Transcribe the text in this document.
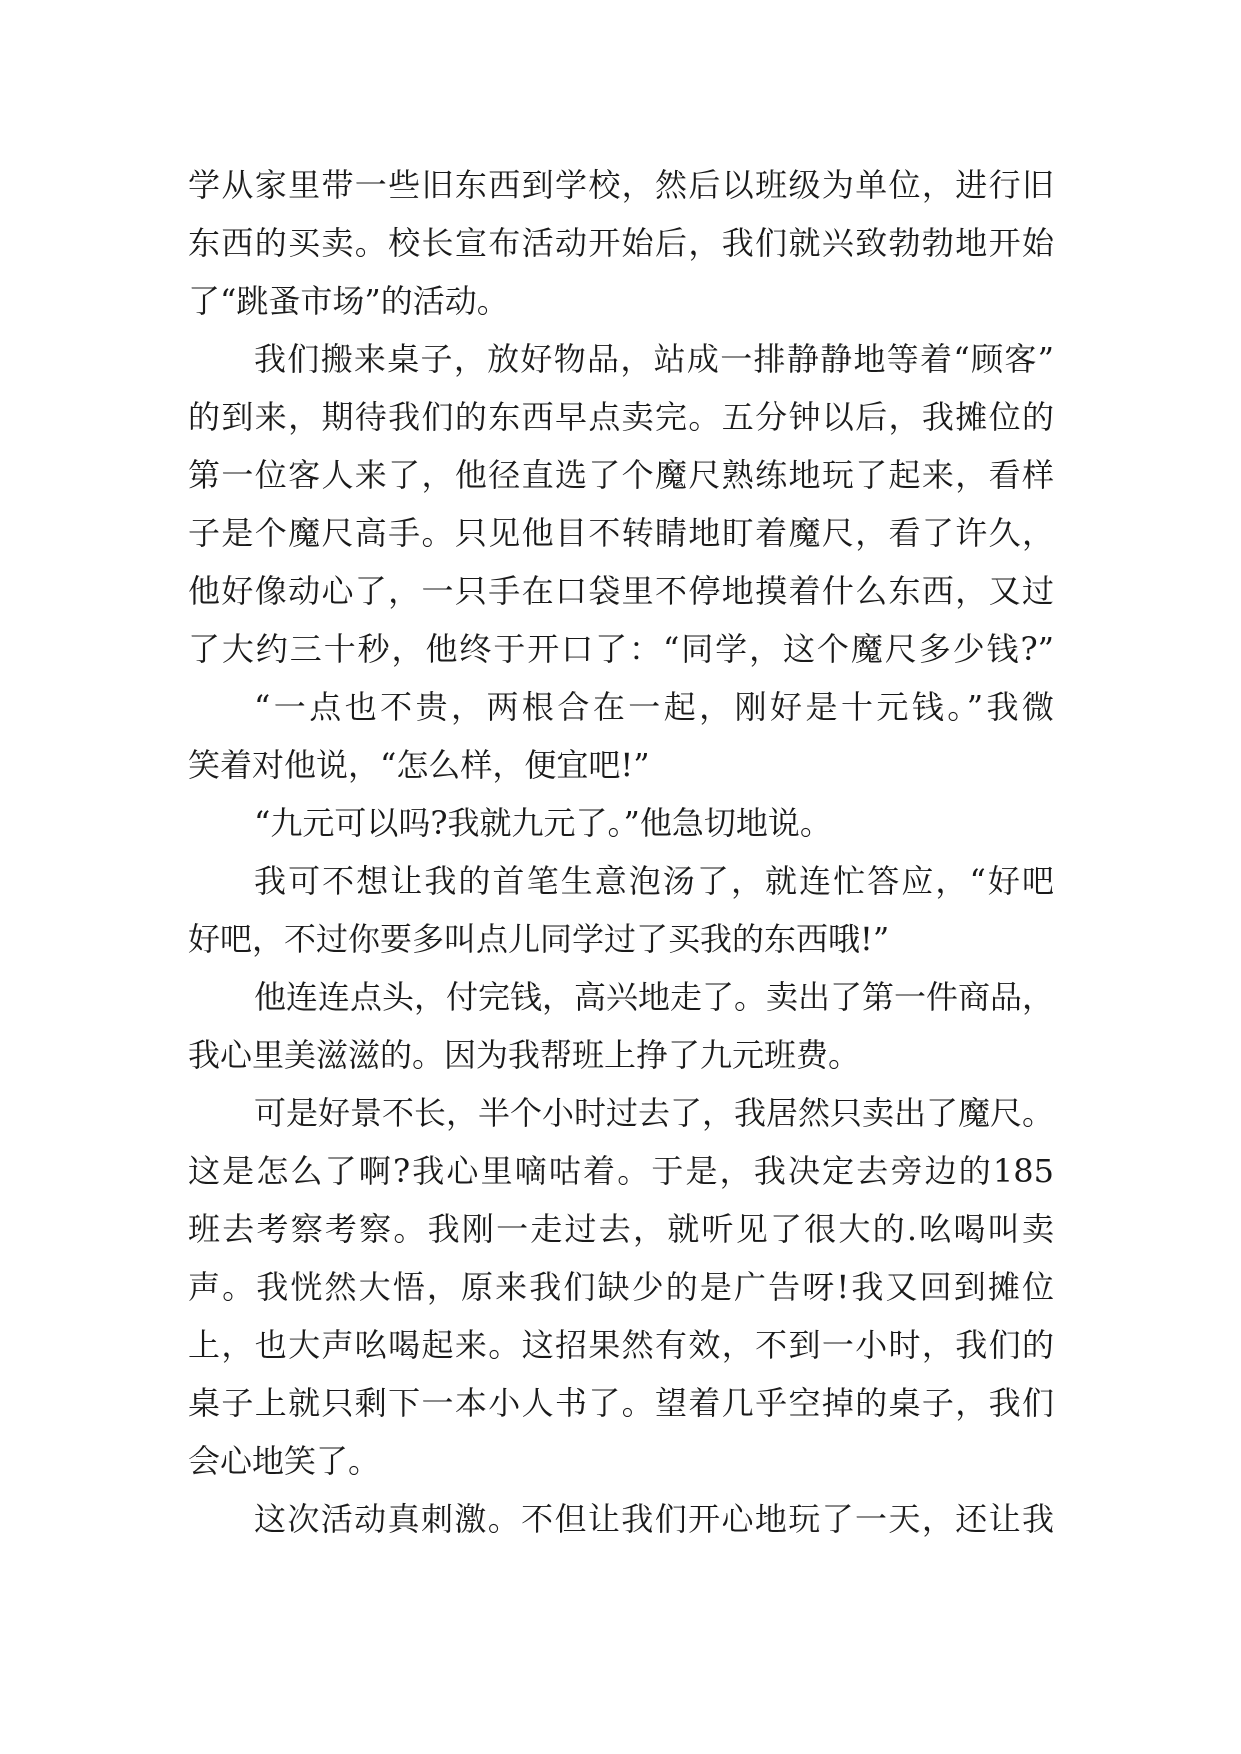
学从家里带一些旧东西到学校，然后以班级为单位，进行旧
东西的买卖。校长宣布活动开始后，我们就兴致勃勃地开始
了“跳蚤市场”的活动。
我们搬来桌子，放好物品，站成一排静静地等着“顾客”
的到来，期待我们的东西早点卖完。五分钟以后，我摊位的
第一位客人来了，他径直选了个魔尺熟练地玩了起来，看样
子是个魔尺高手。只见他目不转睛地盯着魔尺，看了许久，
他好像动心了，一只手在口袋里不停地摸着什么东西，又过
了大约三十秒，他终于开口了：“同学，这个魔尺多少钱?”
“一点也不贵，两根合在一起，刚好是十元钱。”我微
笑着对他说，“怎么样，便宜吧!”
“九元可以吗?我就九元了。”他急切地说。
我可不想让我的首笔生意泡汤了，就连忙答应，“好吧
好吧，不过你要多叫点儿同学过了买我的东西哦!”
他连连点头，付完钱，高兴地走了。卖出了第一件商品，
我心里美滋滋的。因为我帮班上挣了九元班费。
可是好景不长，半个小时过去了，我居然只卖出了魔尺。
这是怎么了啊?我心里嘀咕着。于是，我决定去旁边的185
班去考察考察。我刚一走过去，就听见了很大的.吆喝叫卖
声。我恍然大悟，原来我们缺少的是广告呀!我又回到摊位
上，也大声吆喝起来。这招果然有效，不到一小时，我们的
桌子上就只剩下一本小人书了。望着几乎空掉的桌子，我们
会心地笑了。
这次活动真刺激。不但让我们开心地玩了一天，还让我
--- --- ---
What you need to do: Reproduce each record from above exactly; pictures do not belong in the copy.

Final result:
Transcribe the text in this document.
学从家里带一些旧东西到学校，然后以班级为单位，进行旧
东西的买卖。校长宣布活动开始后，我们就兴致勃勃地开始
了“跳蚤市场”的活动。
我们搬来桌子，放好物品，站成一排静静地等着“顾客”
的到来，期待我们的东西早点卖完。五分钟以后，我摊位的
第一位客人来了，他径直选了个魔尺熟练地玩了起来，看样
子是个魔尺高手。只见他目不转睛地盯着魔尺，看了许久，
他好像动心了，一只手在口袋里不停地摸着什么东西，又过
了大约三十秒，他终于开口了：“同学，这个魔尺多少钱?”
“一点也不贵，两根合在一起，刚好是十元钱。”我微
笑着对他说，“怎么样，便宜吧!”
“九元可以吗?我就九元了。”他急切地说。
我可不想让我的首笔生意泡汤了，就连忙答应，“好吧
好吧，不过你要多叫点儿同学过了买我的东西哦!”
他连连点头，付完钱，高兴地走了。卖出了第一件商品，
我心里美滋滋的。因为我帮班上挣了九元班费。
可是好景不长，半个小时过去了，我居然只卖出了魔尺。
这是怎么了啊?我心里嘀咕着。于是，我决定去旁边的185
班去考察考察。我刚一走过去，就听见了很大的.吆喝叫卖
声。我恍然大悟，原来我们缺少的是广告呀!我又回到摊位
上，也大声吆喝起来。这招果然有效，不到一小时，我们的
桌子上就只剩下一本小人书了。望着几乎空掉的桌子，我们
会心地笑了。
这次活动真刺激。不但让我们开心地玩了一天，还让我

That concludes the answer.